▶ [EXTRACTED ENTRIES]:
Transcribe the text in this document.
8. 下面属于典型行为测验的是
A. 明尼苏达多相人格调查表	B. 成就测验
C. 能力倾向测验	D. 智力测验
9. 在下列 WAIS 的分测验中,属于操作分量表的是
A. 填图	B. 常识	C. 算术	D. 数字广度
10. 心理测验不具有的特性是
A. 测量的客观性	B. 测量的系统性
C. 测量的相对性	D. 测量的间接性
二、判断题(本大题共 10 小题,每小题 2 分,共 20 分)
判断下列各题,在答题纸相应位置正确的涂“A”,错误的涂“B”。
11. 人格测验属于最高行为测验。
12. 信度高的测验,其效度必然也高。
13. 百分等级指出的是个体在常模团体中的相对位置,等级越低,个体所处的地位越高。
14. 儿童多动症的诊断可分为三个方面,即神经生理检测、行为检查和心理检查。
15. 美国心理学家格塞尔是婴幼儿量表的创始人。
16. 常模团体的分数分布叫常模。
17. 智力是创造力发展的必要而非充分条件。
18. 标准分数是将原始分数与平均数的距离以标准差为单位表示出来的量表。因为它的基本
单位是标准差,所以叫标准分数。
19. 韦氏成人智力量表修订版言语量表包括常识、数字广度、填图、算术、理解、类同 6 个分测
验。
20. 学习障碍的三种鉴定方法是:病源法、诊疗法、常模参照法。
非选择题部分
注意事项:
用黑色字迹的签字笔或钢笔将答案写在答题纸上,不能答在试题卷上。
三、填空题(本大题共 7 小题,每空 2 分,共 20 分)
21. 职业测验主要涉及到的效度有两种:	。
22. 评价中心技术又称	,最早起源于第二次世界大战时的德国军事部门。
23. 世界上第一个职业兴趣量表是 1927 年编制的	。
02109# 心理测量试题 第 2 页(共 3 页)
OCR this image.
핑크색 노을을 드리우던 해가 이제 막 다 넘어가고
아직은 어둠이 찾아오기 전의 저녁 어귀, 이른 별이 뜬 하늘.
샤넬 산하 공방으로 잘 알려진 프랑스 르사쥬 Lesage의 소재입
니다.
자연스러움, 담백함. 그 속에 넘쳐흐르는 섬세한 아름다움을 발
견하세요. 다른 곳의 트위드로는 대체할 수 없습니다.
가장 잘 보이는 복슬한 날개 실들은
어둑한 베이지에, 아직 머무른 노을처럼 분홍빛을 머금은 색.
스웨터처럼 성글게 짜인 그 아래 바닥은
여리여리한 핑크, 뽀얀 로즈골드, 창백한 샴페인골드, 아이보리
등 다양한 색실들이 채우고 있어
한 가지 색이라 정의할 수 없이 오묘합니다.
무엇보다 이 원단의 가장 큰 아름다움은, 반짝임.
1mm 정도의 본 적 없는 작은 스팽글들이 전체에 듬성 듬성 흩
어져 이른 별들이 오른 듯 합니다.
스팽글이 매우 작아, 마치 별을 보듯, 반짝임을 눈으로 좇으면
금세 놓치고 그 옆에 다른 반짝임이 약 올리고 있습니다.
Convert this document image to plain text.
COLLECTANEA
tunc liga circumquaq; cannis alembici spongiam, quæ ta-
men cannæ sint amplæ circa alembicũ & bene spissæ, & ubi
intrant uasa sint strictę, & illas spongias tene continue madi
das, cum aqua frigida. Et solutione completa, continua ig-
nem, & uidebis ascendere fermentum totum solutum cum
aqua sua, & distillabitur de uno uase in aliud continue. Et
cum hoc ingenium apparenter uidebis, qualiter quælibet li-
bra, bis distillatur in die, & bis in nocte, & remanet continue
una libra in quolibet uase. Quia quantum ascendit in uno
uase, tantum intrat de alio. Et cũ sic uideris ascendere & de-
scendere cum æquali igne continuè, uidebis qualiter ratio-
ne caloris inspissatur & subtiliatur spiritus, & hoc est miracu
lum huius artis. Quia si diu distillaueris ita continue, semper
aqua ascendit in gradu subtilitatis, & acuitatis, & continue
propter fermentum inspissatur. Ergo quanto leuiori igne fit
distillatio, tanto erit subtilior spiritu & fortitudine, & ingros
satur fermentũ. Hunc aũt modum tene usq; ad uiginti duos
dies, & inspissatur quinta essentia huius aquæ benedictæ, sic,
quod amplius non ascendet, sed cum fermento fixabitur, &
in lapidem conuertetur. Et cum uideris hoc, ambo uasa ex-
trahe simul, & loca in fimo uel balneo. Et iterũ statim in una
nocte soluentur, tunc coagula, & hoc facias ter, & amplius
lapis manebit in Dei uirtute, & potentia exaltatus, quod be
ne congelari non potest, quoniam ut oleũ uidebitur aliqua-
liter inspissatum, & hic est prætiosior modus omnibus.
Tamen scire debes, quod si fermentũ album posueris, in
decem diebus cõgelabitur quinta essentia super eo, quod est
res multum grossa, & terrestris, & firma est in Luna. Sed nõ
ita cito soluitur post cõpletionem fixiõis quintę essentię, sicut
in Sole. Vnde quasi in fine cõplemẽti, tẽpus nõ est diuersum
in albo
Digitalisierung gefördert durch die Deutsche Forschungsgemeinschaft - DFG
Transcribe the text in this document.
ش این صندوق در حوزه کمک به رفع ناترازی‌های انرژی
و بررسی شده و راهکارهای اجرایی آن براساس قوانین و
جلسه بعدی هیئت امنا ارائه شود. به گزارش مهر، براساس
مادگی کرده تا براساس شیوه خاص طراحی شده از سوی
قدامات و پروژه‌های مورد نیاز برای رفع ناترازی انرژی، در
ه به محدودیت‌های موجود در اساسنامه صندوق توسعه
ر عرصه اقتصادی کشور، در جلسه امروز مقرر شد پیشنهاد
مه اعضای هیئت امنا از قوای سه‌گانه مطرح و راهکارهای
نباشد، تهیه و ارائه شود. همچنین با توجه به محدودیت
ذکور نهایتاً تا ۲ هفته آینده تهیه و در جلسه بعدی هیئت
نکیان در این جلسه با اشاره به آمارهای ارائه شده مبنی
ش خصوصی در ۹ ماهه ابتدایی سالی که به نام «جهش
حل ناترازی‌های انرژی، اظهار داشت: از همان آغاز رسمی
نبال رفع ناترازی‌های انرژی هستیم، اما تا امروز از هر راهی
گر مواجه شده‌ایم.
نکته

▶ [SET PROBLEM]:
Return the entries above exactly as they appear.

▶ [SOLUTION]:
Transcribe the text in this document.
8. 下面属于典型行为测验的是
A. 明尼苏达多相人格调查表	B. 成就测验
C. 能力倾向测验	D. 智力测验
9. 在下列 WAIS 的分测验中,属于操作分量表的是
A. 填图	B. 常识	C. 算术	D. 数字广度
10. 心理测验不具有的特性是
A. 测量的客观性	B. 测量的系统性
C. 测量的相对性	D. 测量的间接性
二、判断题(本大题共 10 小题,每小题 2 分,共 20 分)
判断下列各题,在答题纸相应位置正确的涂“A”,错误的涂“B”。
11. 人格测验属于最高行为测验。
12. 信度高的测验,其效度必然也高。
13. 百分等级指出的是个体在常模团体中的相对位置,等级越低,个体所处的地位越高。
14. 儿童多动症的诊断可分为三个方面,即神经生理检测、行为检查和心理检查。
15. 美国心理学家格塞尔是婴幼儿量表的创始人。
16. 常模团体的分数分布叫常模。
17. 智力是创造力发展的必要而非充分条件。
18. 标准分数是将原始分数与平均数的距离以标准差为单位表示出来的量表。因为它的基本
单位是标准差,所以叫标准分数。
19. 韦氏成人智力量表修订版言语量表包括常识、数字广度、填图、算术、理解、类同 6 个分测
验。
20. 学习障碍的三种鉴定方法是:病源法、诊疗法、常模参照法。
非选择题部分
注意事项:
用黑色字迹的签字笔或钢笔将答案写在答题纸上,不能答在试题卷上。
三、填空题(本大题共 7 小题,每空 2 分,共 20 分)
21. 职业测验主要涉及到的效度有两种:	。
22. 评价中心技术又称	,最早起源于第二次世界大战时的德国军事部门。
23. 世界上第一个职业兴趣量表是 1927 年编制的	。
02109# 心理测量试题 第 2 页(共 3 页)
OCR this image.
핑크색 노을을 드리우던 해가 이제 막 다 넘어가고
아직은 어둠이 찾아오기 전의 저녁 어귀, 이른 별이 뜬 하늘.
샤넬 산하 공방으로 잘 알려진 프랑스 르사쥬 Lesage의 소재입
니다.
자연스러움, 담백함. 그 속에 넘쳐흐르는 섬세한 아름다움을 발
견하세요. 다른 곳의 트위드로는 대체할 수 없습니다.
가장 잘 보이는 복슬한 날개 실들은
어둑한 베이지에, 아직 머무른 노을처럼 분홍빛을 머금은 색.
스웨터처럼 성글게 짜인 그 아래 바닥은
여리여리한 핑크, 뽀얀 로즈골드, 창백한 샴페인골드, 아이보리
등 다양한 색실들이 채우고 있어
한 가지 색이라 정의할 수 없이 오묘합니다.
무엇보다 이 원단의 가장 큰 아름다움은, 반짝임.
1mm 정도의 본 적 없는 작은 스팽글들이 전체에 듬성 듬성 흩
어져 이른 별들이 오른 듯 합니다.
스팽글이 매우 작아, 마치 별을 보듯, 반짝임을 눈으로 좇으면
금세 놓치고 그 옆에 다른 반짝임이 약 올리고 있습니다.
Convert this document image to plain text.
COLLECTANEA
tunc liga circumquaq; cannis alembici spongiam, quæ ta-
men cannæ sint amplæ circa alembicũ & bene spissæ, & ubi
intrant uasa sint strictę, & illas spongias tene continue madi
das, cum aqua frigida. Et solutione completa, continua ig-
nem, & uidebis ascendere fermentum totum solutum cum
aqua sua, & distillabitur de uno uase in aliud continue. Et
cum hoc ingenium apparenter uidebis, qualiter quælibet li-
bra, bis distillatur in die, & bis in nocte, & remanet continue
una libra in quolibet uase. Quia quantum ascendit in uno
uase, tantum intrat de alio. Et cũ sic uideris ascendere & de-
scendere cum æquali igne continuè, uidebis qualiter ratio-
ne caloris inspissatur & subtiliatur spiritus, & hoc est miracu
lum huius artis. Quia si diu distillaueris ita continue, semper
aqua ascendit in gradu subtilitatis, & acuitatis, & continue
propter fermentum inspissatur. Ergo quanto leuiori igne fit
distillatio, tanto erit subtilior spiritu & fortitudine, & ingros
satur fermentũ. Hunc aũt modum tene usq; ad uiginti duos
dies, & inspissatur quinta essentia huius aquæ benedictæ, sic,
quod amplius non ascendet, sed cum fermento fixabitur, &
in lapidem conuertetur. Et cum uideris hoc, ambo uasa ex-
trahe simul, & loca in fimo uel balneo. Et iterũ statim in una
nocte soluentur, tunc coagula, & hoc facias ter, & amplius
lapis manebit in Dei uirtute, & potentia exaltatus, quod be
ne congelari non potest, quoniam ut oleũ uidebitur aliqua-
liter inspissatum, & hic est prætiosior modus omnibus.
Tamen scire debes, quod si fermentũ album posueris, in
decem diebus cõgelabitur quinta essentia super eo, quod est
res multum grossa, & terrestris, & firma est in Luna. Sed nõ
ita cito soluitur post cõpletionem fixiõis quintę essentię, sicut
in Sole. Vnde quasi in fine cõplemẽti, tẽpus nõ est diuersum
in albo
Digitalisierung gefördert durch die Deutsche Forschungsgemeinschaft - DFG
Transcribe the text in this document.
ش این صندوق در حوزه کمک به رفع ناترازی‌های انرژی
و بررسی شده و راهکارهای اجرایی آن براساس قوانین و
جلسه بعدی هیئت امنا ارائه شود. به گزارش مهر، براساس
مادگی کرده تا براساس شیوه خاص طراحی شده از سوی
قدامات و پروژه‌های مورد نیاز برای رفع ناترازی انرژی، در
ه به محدودیت‌های موجود در اساسنامه صندوق توسعه
ر عرصه اقتصادی کشور، در جلسه امروز مقرر شد پیشنهاد
مه اعضای هیئت امنا از قوای سه‌گانه مطرح و راهکارهای
نباشد، تهیه و ارائه شود. همچنین با توجه به محدودیت
ذکور نهایتاً تا ۲ هفته آینده تهیه و در جلسه بعدی هیئت
نکیان در این جلسه با اشاره به آمارهای ارائه شده مبنی
ش خصوصی در ۹ ماهه ابتدایی سالی که به نام «جهش
حل ناترازی‌های انرژی، اظهار داشت: از همان آغاز رسمی
نبال رفع ناترازی‌های انرژی هستیم، اما تا امروز از هر راهی
گر مواجه شده‌ایم.
نکته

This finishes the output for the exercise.